_DESCRIPTION OF THE TASK_
Look through the listing and locate every line containing the word "slices"; copy those lines.
-- begin ITEMS --
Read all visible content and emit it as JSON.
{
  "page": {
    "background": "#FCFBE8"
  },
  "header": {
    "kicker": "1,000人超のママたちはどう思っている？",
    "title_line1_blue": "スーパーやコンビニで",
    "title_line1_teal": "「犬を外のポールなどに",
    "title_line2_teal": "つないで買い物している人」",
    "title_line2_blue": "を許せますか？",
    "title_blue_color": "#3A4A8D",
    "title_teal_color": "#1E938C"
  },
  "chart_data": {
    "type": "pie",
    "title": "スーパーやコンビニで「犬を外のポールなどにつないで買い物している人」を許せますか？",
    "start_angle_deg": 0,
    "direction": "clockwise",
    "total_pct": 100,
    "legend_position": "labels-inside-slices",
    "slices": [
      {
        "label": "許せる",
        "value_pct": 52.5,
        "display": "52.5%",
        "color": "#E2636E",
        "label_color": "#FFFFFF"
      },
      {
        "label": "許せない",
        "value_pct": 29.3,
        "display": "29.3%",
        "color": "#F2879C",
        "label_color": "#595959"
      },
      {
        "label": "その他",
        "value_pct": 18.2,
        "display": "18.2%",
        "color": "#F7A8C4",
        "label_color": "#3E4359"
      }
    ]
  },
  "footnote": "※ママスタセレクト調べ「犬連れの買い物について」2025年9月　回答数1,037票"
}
-- end ITEMS --
-- begin ITEMS --
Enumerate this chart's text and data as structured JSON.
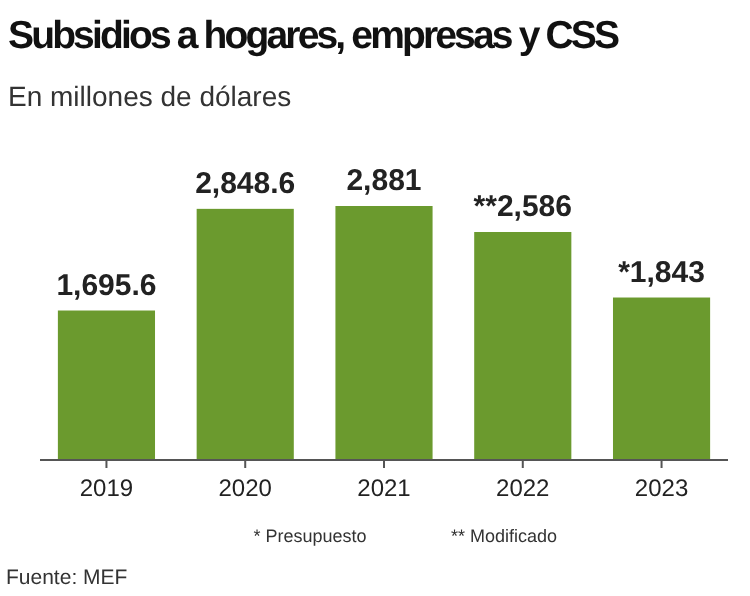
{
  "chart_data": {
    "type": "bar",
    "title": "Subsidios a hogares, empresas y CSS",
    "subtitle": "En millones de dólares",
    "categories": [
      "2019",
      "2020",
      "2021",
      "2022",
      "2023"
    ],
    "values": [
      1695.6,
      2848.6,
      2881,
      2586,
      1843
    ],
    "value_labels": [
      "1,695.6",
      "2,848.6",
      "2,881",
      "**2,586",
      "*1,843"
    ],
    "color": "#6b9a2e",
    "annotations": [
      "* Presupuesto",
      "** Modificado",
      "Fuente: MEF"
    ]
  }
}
-- end ITEMS --
-- begin ITEMS --
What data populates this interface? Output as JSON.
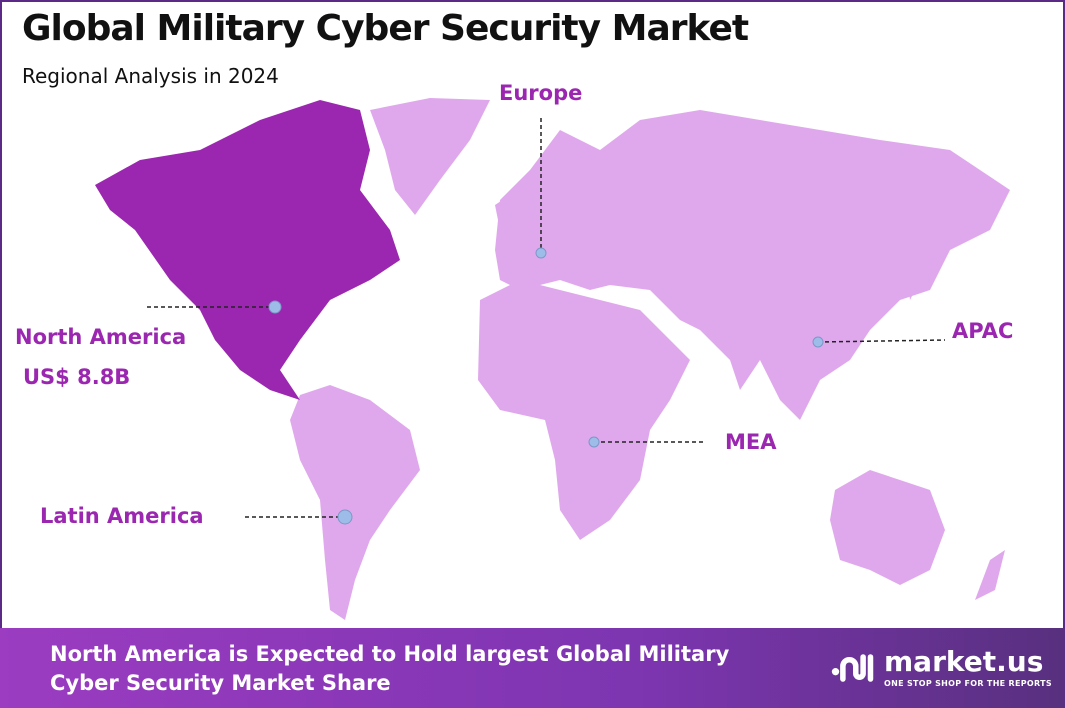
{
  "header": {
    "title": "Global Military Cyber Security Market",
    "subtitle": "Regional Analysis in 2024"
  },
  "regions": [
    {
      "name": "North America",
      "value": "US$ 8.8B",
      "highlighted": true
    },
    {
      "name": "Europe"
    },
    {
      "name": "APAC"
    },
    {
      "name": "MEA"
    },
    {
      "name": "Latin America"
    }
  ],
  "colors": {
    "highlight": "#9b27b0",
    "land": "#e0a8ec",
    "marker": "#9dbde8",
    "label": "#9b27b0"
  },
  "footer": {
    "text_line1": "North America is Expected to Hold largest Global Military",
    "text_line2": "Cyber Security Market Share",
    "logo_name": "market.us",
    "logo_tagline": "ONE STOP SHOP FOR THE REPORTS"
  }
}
-- end ITEMS --
_TASK RESULT_
    "legend_position": "labels-inside-slices",
    "slices": [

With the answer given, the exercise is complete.